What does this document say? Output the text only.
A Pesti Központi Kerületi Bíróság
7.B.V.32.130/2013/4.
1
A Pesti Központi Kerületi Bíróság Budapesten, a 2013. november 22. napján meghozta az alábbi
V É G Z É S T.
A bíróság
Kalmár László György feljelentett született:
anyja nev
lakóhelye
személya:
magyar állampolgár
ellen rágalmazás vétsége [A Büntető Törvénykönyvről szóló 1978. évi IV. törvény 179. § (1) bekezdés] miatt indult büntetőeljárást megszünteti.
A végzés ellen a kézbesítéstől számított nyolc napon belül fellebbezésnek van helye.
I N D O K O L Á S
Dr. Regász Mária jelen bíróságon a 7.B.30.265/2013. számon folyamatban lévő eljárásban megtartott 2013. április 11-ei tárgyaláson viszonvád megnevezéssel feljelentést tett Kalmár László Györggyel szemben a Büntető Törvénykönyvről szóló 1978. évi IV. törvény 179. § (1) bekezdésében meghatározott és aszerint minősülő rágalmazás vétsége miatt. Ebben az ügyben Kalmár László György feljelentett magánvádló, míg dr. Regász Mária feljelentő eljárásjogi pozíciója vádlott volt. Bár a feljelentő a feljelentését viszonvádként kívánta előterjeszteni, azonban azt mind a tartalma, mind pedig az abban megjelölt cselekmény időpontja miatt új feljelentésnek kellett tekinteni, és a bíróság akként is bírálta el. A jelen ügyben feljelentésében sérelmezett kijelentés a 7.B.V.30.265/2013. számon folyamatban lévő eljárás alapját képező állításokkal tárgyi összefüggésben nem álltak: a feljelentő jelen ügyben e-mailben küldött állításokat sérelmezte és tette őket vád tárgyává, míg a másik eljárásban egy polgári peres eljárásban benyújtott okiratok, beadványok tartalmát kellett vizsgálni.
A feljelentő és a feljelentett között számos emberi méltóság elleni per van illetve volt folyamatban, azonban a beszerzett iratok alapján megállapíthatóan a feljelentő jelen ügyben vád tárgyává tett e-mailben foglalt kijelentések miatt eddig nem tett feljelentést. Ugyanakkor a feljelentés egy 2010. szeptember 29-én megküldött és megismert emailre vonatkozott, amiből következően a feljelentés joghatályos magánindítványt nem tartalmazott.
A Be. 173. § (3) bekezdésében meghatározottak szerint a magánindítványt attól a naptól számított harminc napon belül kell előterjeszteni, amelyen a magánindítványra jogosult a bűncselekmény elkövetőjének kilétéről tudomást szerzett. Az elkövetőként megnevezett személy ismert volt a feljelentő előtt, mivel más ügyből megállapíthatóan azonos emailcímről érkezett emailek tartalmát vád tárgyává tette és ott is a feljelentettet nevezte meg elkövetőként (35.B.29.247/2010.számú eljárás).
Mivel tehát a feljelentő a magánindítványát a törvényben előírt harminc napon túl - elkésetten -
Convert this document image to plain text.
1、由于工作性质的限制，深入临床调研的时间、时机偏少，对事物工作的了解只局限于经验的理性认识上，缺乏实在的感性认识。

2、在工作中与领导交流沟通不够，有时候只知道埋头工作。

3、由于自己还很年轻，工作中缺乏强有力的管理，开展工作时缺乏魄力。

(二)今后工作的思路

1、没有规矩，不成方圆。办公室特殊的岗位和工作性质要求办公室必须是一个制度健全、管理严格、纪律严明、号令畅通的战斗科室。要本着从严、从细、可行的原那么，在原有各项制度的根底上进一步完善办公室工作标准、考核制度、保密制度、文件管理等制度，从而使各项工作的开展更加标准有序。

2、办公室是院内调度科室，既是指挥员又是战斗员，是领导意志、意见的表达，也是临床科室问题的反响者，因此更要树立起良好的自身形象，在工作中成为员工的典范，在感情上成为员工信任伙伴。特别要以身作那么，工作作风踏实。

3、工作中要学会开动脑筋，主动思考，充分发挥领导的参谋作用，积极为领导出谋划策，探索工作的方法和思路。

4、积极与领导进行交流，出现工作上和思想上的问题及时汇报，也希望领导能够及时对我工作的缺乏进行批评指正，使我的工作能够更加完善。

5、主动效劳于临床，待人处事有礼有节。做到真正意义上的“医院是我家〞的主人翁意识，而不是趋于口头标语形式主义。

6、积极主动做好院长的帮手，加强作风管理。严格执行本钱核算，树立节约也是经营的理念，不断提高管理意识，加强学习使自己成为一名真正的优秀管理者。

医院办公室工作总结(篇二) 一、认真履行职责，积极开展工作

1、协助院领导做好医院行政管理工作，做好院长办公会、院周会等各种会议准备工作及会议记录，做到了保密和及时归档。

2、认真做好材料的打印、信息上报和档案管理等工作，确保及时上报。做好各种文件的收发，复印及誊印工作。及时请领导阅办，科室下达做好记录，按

━━━━━━━━━━

* _Instructions to follow_:
Scan the listing above. Gather each line that contains the word "document".

* _Answer to the exercise_:
What does this document say? Output the text only.
Convert this document image to plain text.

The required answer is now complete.